Given request: Below is some material; transcribe all of it exactly.

Extracted data entries:

***

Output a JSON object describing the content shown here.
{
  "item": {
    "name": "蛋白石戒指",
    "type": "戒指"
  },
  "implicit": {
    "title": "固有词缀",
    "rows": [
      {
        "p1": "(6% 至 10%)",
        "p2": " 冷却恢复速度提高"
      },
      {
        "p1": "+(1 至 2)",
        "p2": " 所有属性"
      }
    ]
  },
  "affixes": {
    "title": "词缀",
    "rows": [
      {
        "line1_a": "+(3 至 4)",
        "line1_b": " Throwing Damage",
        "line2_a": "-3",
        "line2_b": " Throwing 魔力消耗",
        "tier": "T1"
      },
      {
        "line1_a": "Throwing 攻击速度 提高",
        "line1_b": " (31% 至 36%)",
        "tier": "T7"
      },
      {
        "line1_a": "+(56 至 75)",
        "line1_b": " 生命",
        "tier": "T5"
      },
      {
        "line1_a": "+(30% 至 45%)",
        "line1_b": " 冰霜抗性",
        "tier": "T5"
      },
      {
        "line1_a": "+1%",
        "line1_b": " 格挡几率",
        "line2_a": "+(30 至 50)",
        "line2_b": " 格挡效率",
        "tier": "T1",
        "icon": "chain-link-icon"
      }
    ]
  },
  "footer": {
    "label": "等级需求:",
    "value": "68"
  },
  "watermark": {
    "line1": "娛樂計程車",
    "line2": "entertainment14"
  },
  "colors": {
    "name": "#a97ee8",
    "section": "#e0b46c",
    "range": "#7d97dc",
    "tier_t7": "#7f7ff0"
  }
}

***

Task answer:
Output a JSON object describing the content shown here.
{
  "item": {
    "name": "蛋白石戒指",
    "type": "戒指"
  },
  "implicit": {
    "title": "固有词缀",
    "rows": [
      {
        "p1": "(6% 至 10%)",
        "p2": " 冷却恢复速度提高"
      },
      {
        "p1": "+(1 至 2)",
        "p2": " 所有属性"
      }
    ]
  },
  "affixes": {
    "title": "词缀",
    "rows": [
      {
        "line1_a": "+(3 至 4)",
        "line1_b": " Throwing Damage",
        "line2_a": "-3",
        "line2_b": " Throwing 魔力消耗",
        "tier": "T1"
      },
      {
        "line1_a": "Throwing 攻击速度 提高",
        "line1_b": " (31% 至 36%)",
        "tier": "T7"
      },
      {
        "line1_a": "+(56 至 75)",
        "line1_b": " 生命",
        "tier": "T5"
      },
      {
        "line1_a": "+(30% 至 45%)",
        "line1_b": " 冰霜抗性",
        "tier": "T5"
      },
      {
        "line1_a": "+1%",
        "line1_b": " 格挡几率",
        "line2_a": "+(30 至 50)",
        "line2_b": " 格挡效率",
        "tier": "T1",
        "icon": "chain-link-icon"
      }
    ]
  },
  "footer": {
    "label": "等级需求:",
    "value": "68"
  },
  "watermark": {
    "line1": "娛樂計程車",
    "line2": "entertainment14"
  },
  "colors": {
    "name": "#a97ee8",
    "section": "#e0b46c",
    "range": "#7d97dc",
    "tier_t7": "#7f7ff0"
  }
}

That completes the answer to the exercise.